--- Begin RECORDS ---

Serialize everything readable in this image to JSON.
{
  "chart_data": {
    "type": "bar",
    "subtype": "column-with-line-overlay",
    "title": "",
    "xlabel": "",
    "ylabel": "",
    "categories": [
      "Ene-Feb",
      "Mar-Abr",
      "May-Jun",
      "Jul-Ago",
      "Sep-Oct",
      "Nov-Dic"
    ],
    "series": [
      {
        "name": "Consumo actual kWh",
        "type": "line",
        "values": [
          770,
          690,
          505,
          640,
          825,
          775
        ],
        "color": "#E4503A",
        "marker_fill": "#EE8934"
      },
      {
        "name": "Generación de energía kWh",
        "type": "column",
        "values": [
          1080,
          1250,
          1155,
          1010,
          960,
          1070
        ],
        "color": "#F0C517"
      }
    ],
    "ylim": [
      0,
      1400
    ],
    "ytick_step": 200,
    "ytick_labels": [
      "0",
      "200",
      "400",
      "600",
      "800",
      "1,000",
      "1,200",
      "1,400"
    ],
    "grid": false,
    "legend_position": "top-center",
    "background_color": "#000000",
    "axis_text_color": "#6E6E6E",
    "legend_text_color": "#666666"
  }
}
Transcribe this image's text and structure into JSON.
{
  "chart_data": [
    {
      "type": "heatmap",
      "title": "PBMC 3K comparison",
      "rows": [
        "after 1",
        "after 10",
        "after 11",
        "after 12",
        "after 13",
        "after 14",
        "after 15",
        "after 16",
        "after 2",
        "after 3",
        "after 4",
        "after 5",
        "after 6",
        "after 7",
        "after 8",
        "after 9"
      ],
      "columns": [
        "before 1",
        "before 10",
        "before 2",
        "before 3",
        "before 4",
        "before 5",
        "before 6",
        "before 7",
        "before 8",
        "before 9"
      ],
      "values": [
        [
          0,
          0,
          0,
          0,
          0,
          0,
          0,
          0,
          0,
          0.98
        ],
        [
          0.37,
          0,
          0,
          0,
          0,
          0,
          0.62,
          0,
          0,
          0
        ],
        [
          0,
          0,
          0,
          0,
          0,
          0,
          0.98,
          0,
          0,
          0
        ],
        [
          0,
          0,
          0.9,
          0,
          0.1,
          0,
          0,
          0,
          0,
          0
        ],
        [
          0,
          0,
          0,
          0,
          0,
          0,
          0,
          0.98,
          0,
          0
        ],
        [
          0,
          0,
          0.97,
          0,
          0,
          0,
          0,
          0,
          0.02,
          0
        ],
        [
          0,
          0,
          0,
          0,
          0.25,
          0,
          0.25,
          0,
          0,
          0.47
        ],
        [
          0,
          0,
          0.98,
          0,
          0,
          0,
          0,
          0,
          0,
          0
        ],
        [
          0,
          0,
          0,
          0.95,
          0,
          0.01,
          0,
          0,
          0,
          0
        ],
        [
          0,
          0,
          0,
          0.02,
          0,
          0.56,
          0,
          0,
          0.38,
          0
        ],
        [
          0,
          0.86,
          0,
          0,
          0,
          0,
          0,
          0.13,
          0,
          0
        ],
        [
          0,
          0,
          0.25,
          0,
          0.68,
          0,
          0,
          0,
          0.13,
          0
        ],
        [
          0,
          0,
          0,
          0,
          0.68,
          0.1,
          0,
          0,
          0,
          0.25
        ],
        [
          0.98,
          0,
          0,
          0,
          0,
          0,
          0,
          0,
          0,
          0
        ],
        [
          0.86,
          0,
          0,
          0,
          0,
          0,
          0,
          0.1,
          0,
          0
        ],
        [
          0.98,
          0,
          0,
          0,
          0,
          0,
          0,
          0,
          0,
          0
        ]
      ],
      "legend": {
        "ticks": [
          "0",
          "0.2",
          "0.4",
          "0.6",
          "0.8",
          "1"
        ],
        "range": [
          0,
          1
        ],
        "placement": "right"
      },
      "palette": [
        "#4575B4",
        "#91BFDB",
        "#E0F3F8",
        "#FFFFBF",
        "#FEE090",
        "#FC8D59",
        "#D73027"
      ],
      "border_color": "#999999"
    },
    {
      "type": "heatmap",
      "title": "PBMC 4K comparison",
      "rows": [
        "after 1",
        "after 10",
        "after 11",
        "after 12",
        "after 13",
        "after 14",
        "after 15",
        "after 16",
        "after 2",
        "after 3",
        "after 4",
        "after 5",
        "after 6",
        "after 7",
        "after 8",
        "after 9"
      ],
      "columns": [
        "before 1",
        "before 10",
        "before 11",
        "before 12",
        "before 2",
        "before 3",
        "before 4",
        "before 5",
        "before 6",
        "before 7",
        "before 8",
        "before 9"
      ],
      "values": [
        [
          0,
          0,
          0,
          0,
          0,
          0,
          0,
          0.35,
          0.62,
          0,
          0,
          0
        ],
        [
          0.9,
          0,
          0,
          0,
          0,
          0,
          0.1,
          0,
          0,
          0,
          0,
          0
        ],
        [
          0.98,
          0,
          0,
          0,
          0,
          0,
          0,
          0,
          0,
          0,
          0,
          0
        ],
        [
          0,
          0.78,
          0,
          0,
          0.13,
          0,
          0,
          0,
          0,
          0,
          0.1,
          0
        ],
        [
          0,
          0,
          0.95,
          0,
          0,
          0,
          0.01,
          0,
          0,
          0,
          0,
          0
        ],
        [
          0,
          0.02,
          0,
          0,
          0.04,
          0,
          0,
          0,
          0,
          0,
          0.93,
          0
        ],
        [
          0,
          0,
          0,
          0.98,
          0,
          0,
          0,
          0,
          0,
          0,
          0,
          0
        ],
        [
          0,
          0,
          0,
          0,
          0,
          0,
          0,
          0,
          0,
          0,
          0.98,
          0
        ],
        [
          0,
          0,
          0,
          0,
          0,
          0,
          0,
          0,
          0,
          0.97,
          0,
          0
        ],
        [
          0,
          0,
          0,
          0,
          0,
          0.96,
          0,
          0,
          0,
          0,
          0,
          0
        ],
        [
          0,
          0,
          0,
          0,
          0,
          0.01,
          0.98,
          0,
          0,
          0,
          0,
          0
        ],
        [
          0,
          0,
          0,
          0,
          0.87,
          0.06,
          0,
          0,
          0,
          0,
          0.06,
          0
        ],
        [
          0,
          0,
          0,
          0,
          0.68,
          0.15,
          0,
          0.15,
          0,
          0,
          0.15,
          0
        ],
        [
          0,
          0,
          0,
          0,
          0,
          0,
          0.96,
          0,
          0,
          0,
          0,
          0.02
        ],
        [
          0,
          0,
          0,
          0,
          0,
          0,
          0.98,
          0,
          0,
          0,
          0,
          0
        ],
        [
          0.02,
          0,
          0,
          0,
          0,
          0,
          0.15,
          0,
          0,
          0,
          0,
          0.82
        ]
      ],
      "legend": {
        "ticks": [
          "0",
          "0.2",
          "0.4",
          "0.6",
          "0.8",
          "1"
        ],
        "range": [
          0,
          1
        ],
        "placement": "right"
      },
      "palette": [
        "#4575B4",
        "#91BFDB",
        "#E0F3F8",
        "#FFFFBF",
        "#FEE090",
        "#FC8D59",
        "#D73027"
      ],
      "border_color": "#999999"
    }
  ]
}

--- End RECORDS ---

**YOUR OBJECTIVE**
Which lines above contain the word "image"? Copy each of them.

**CORRECT RESULT**
Serialize everything readable in this image to JSON.
Transcribe this image's text and structure into JSON.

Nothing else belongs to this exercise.